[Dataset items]
>>>

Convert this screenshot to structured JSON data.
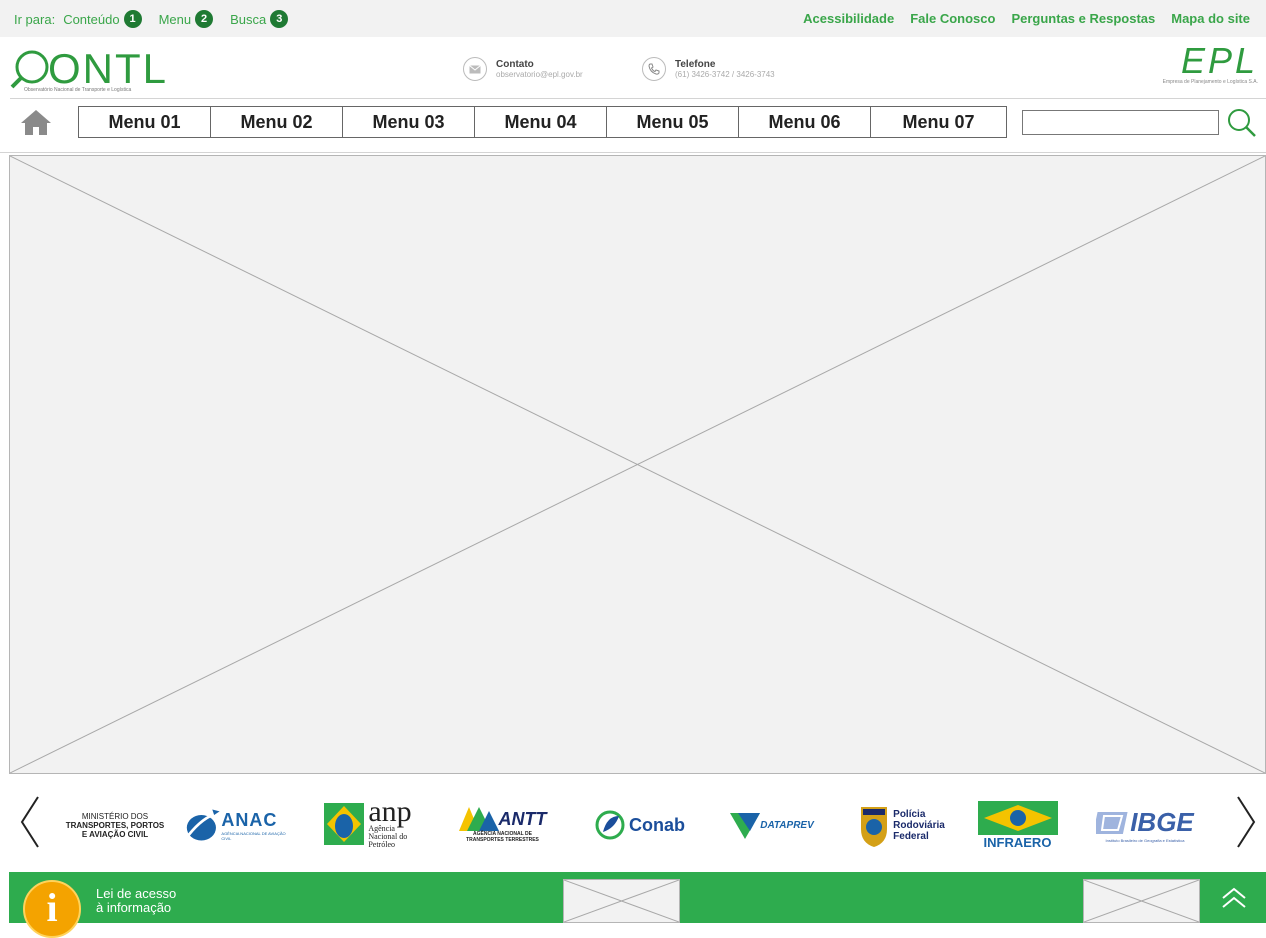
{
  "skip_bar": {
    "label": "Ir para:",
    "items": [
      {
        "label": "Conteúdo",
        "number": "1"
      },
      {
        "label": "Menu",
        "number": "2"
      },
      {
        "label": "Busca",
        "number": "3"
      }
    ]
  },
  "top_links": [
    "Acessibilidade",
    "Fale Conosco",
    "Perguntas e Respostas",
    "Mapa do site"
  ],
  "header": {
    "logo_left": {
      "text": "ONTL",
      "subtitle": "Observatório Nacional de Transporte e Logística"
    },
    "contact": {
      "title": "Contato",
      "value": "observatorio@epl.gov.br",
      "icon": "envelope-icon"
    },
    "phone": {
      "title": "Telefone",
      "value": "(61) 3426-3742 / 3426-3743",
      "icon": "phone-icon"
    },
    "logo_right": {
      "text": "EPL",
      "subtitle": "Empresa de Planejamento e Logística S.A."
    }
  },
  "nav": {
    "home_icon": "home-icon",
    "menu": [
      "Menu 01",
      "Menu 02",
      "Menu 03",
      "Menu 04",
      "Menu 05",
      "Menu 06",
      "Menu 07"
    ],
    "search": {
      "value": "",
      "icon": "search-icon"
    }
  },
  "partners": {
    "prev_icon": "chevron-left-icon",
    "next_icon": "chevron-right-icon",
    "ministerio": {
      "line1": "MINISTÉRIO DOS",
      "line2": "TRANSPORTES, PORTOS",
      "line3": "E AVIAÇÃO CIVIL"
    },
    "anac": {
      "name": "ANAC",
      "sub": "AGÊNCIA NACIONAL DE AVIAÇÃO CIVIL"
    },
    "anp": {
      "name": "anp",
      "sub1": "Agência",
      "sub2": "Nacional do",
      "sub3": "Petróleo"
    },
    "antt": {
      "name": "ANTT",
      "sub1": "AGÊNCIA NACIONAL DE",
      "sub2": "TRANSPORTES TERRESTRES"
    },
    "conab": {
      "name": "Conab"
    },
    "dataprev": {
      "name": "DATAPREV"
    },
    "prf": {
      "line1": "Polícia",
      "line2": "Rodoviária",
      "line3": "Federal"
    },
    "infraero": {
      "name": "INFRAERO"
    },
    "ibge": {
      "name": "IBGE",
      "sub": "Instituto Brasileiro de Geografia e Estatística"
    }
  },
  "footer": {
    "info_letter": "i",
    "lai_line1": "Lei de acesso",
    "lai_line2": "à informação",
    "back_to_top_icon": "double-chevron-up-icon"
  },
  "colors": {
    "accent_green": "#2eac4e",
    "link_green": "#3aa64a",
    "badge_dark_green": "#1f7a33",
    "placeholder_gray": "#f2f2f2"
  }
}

<<<
>>>

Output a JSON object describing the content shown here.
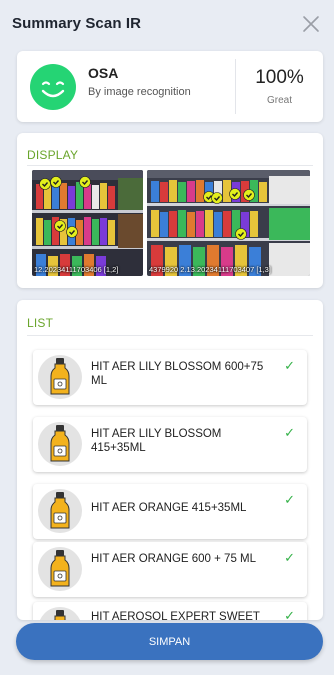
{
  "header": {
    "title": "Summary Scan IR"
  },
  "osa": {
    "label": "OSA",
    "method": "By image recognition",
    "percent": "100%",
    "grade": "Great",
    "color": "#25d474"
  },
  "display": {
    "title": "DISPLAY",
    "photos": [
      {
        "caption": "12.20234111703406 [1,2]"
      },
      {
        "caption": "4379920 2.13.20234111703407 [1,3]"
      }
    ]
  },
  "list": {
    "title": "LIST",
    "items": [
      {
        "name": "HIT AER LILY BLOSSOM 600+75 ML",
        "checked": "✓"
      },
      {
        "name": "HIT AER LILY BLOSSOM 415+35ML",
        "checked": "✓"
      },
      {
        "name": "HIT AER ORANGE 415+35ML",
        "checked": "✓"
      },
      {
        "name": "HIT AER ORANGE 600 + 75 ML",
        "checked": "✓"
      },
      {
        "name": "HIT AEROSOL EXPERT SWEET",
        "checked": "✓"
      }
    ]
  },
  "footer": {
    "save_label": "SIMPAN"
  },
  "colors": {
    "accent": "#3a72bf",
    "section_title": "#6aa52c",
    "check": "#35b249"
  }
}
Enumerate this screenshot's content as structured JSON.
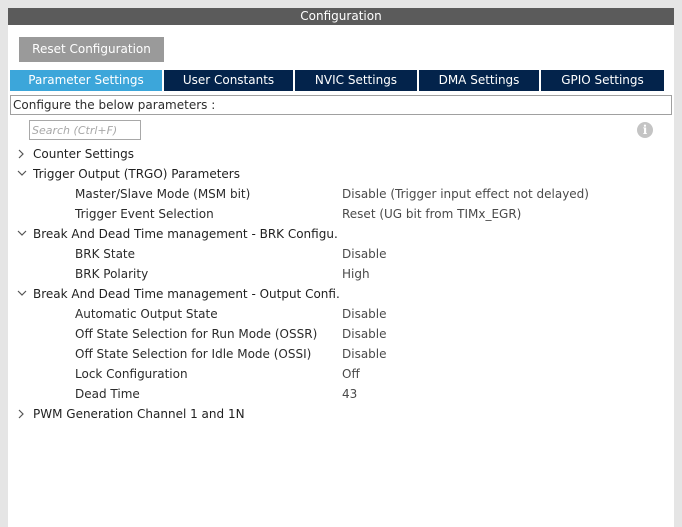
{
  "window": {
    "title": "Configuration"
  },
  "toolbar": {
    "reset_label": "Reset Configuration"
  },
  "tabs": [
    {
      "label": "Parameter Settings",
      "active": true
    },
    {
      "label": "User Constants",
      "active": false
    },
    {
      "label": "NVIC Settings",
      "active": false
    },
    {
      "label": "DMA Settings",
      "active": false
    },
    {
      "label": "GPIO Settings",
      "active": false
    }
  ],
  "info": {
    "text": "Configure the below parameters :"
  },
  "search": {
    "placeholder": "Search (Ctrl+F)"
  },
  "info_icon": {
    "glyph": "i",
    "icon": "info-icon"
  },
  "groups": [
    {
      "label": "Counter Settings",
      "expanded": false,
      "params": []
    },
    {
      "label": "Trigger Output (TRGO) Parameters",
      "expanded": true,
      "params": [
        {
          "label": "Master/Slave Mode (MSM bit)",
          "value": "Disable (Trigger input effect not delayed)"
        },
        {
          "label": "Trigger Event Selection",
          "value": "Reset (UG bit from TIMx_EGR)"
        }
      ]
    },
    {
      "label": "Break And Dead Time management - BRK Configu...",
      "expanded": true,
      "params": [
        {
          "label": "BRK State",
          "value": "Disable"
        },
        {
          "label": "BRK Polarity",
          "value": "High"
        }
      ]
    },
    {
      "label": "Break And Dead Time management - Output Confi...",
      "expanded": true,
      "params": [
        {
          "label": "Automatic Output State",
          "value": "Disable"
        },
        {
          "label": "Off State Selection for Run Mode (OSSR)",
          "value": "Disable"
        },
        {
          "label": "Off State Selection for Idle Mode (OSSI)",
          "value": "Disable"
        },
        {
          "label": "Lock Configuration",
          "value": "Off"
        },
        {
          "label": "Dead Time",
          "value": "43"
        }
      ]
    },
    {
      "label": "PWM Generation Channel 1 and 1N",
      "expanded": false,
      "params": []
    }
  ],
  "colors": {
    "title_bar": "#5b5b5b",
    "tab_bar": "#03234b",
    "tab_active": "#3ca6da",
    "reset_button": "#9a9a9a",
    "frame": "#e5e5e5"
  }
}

<<<
>>>

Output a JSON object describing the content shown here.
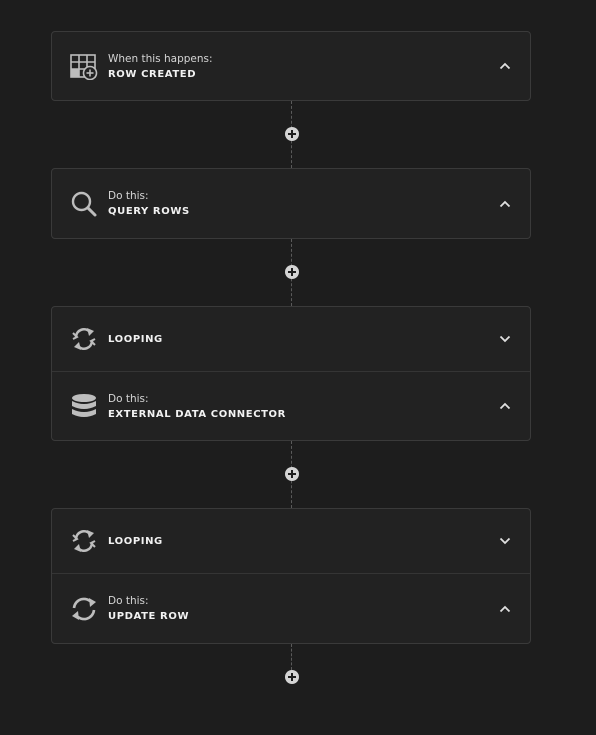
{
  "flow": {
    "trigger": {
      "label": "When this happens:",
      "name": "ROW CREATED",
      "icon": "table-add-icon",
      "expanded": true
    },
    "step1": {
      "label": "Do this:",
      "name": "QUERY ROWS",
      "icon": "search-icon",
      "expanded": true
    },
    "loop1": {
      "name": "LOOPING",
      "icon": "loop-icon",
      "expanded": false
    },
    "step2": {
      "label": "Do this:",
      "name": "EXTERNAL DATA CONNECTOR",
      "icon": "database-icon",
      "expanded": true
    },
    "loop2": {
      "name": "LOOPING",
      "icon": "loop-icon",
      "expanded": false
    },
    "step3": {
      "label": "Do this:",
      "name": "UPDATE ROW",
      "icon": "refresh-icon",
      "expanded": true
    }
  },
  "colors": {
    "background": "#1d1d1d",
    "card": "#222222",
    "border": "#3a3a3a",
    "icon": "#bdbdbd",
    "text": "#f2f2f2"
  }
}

<<<

Task requirements =>
Go over the data above and copy every line that has the word "caption" in it.

Solution to the problem =>
        "caption": "12.20234111703406 [1,2]"
        "caption": "4379920 2.13.20234111703407 [1,3]"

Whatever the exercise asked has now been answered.